WHAT IS EXPECTED: Search the listing for the string "Growth" and copy every line that contains it.

++++ MATERIAL FOR THIS EXERCISE

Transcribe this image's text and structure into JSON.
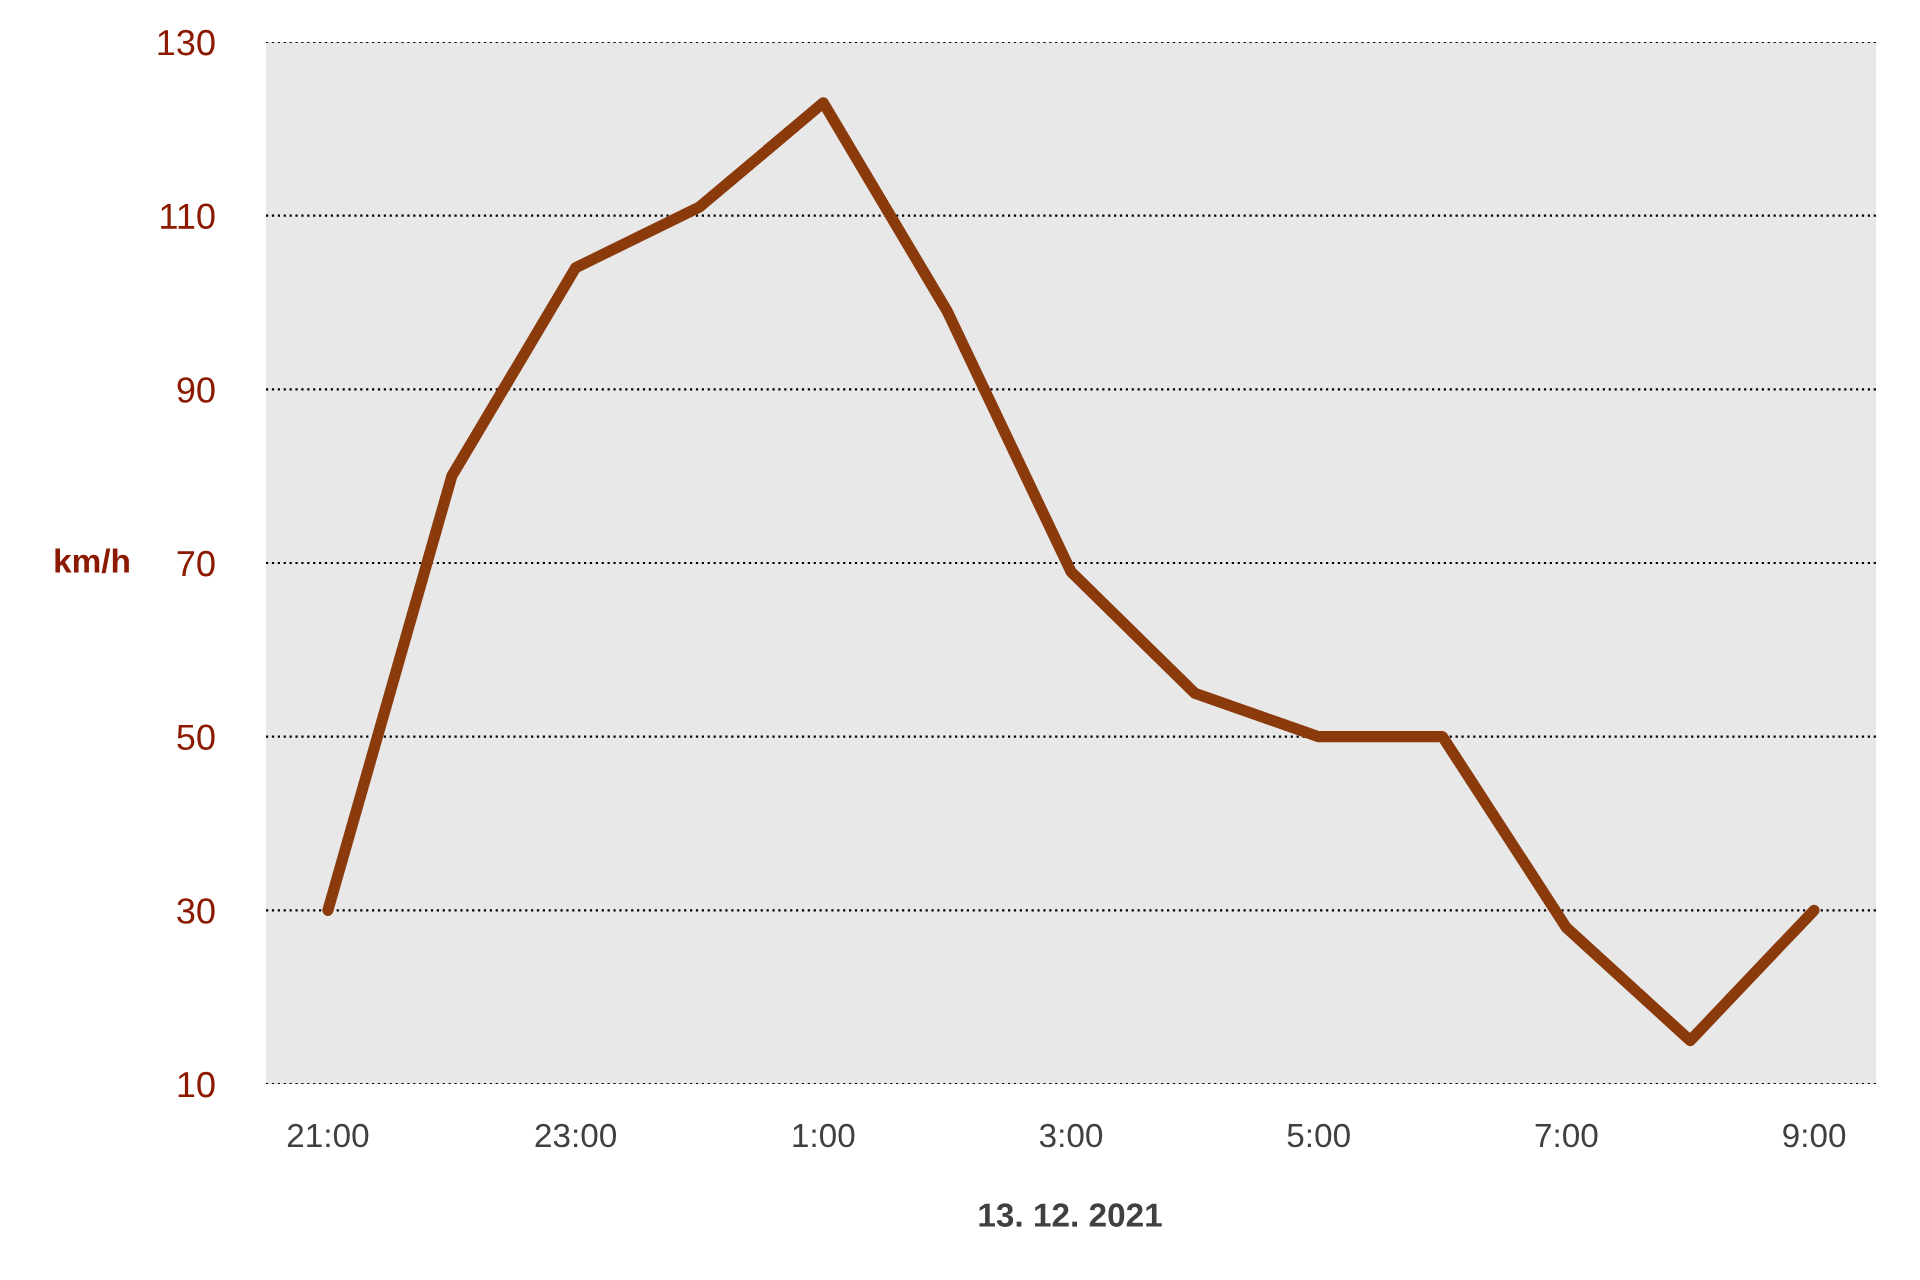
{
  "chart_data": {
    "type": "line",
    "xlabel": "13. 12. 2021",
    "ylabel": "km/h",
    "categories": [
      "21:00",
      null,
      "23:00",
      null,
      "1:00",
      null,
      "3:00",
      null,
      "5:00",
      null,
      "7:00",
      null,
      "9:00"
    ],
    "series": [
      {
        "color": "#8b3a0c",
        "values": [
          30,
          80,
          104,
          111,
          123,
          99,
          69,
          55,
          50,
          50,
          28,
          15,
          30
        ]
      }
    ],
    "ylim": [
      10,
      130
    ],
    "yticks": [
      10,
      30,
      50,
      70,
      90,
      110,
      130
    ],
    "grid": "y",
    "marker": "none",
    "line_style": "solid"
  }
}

++++++++
++++ MATERIAL FOR THIS EXERCISE

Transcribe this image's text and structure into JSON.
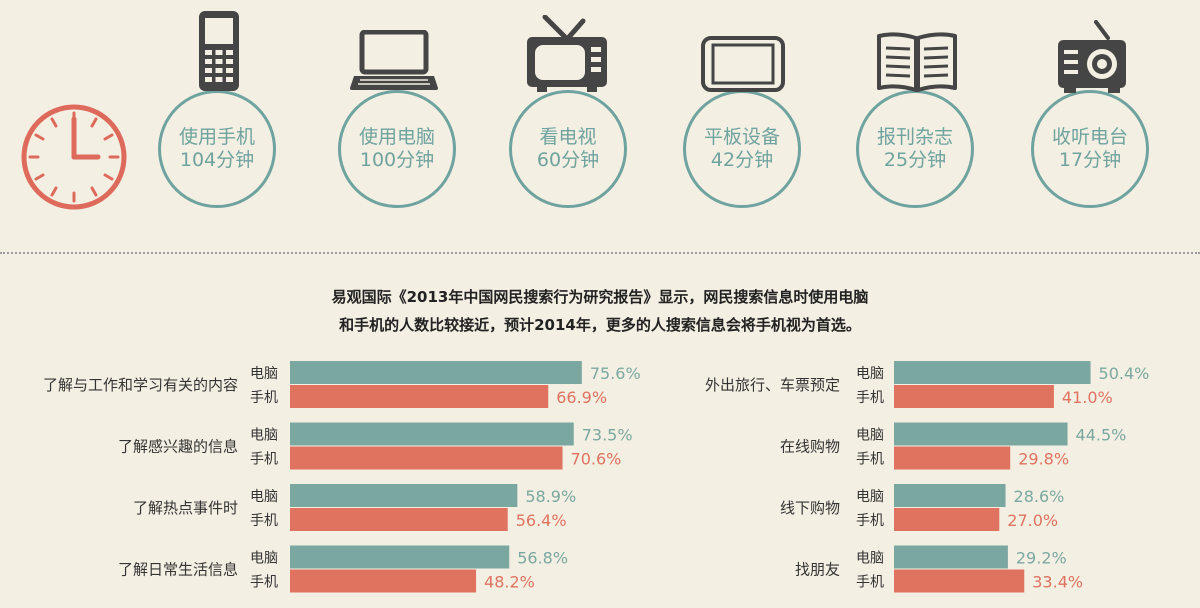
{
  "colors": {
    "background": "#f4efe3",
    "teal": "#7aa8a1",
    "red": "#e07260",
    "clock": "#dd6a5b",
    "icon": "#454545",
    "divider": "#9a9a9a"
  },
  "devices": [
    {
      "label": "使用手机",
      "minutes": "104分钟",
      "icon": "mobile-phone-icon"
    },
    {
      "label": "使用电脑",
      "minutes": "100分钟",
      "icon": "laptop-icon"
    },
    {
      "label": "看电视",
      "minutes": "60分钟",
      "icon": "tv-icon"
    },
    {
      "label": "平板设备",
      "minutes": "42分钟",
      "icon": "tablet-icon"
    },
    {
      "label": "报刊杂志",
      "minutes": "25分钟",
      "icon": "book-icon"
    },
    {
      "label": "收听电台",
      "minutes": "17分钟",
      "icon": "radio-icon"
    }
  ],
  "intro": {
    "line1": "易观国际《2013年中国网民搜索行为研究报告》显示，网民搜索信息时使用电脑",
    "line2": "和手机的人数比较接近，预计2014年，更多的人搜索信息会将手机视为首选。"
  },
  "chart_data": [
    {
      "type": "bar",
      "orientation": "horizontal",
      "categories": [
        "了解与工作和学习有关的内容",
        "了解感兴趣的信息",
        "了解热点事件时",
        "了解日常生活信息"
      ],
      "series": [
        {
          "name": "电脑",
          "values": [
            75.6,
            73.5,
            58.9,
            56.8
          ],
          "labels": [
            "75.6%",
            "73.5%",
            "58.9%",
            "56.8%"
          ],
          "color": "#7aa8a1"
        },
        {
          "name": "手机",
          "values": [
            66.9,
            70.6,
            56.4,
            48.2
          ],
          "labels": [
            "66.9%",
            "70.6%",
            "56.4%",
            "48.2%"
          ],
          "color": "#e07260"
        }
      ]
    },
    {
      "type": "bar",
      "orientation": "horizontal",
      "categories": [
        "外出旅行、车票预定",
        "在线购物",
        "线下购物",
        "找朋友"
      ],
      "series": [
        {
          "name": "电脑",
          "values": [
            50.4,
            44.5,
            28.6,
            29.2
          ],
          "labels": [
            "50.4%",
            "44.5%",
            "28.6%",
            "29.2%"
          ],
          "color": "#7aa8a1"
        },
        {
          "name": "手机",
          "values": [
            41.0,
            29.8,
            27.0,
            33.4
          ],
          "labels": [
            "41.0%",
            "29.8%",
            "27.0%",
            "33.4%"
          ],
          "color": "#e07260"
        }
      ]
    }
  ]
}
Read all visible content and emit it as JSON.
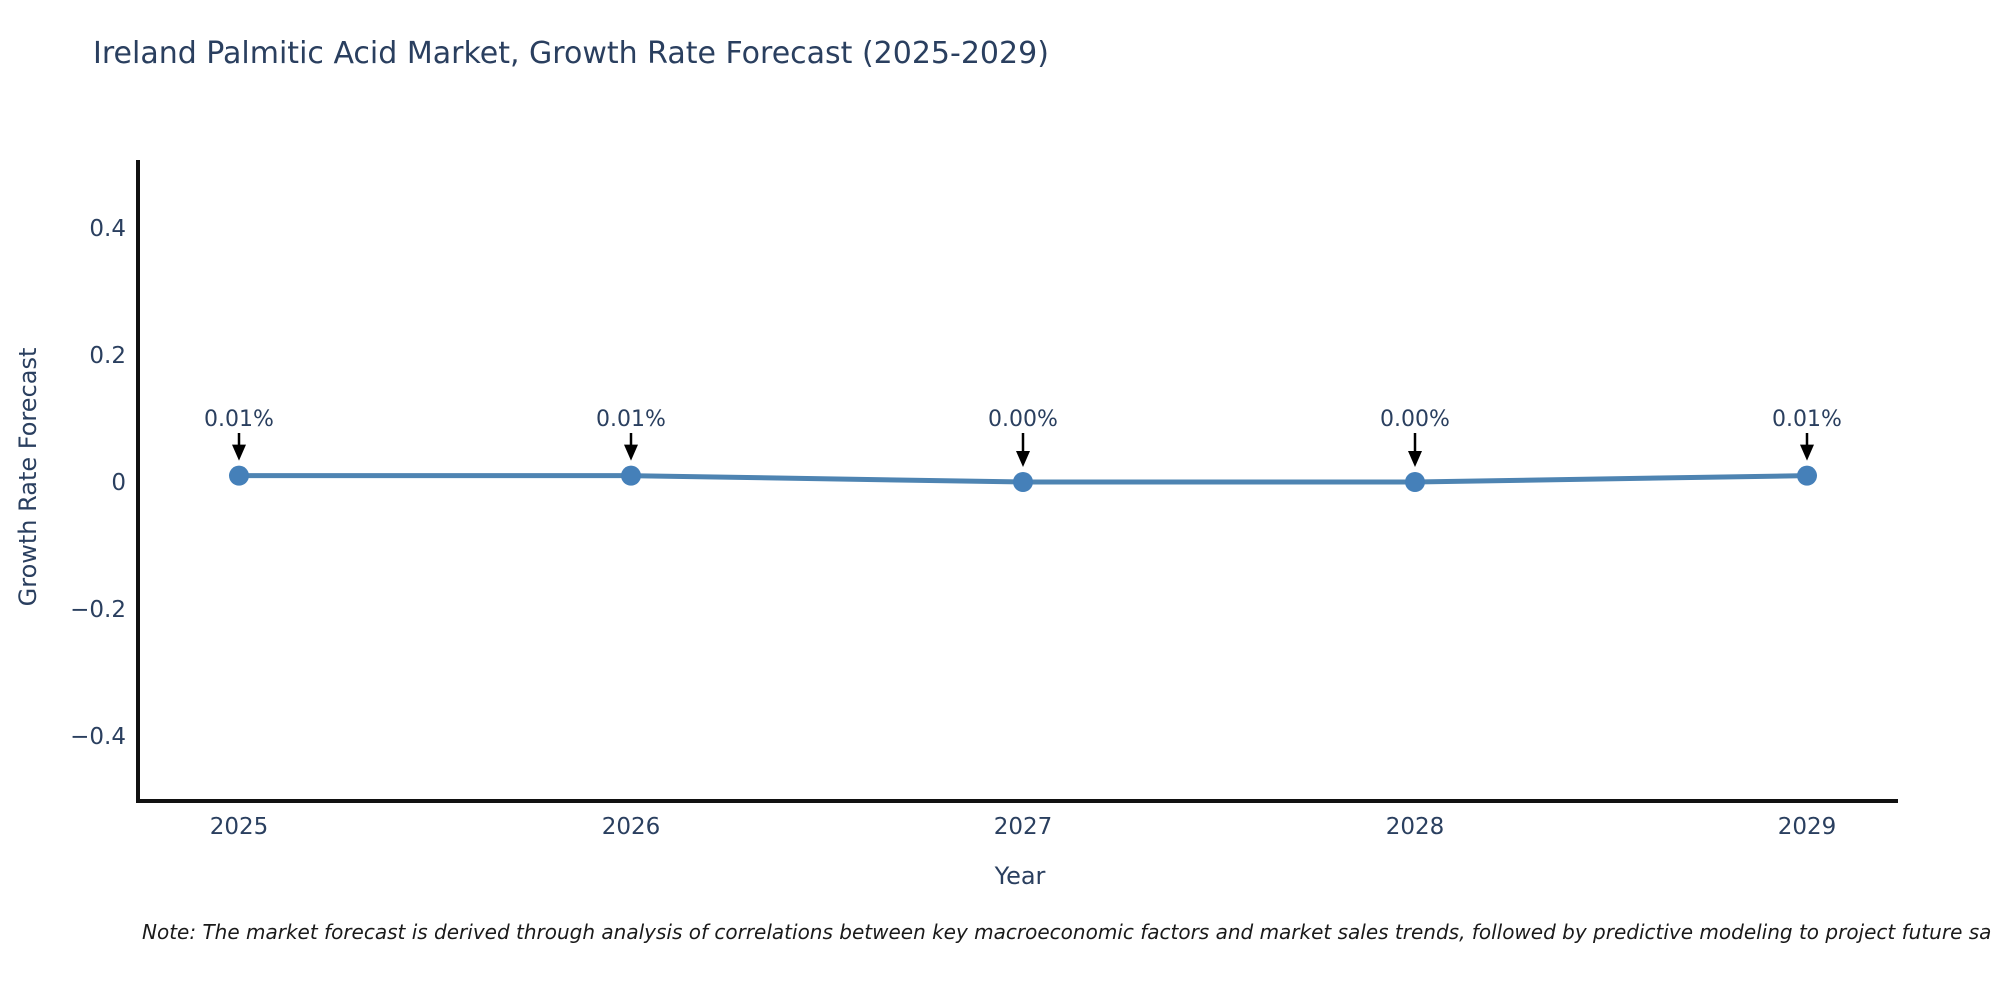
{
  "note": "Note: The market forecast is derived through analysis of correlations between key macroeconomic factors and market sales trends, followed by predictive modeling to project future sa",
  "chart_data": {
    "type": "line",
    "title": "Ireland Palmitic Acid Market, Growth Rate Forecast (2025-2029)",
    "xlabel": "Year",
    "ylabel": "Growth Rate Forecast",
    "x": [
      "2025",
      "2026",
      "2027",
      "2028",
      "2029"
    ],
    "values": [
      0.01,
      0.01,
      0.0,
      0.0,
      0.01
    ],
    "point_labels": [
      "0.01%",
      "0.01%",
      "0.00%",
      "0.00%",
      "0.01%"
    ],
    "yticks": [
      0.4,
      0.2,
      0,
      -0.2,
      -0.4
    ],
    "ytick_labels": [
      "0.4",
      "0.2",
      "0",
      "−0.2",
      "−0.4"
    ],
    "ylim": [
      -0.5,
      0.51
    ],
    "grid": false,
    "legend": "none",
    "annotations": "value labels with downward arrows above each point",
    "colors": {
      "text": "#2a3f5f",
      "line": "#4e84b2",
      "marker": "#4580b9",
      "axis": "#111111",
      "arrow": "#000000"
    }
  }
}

++++++++

ANSWER FOR THE TASK:
    "title": "Ireland Palmitic Acid Market, Growth Rate Forecast (2025-2029)",
    "ylabel": "Growth Rate Forecast",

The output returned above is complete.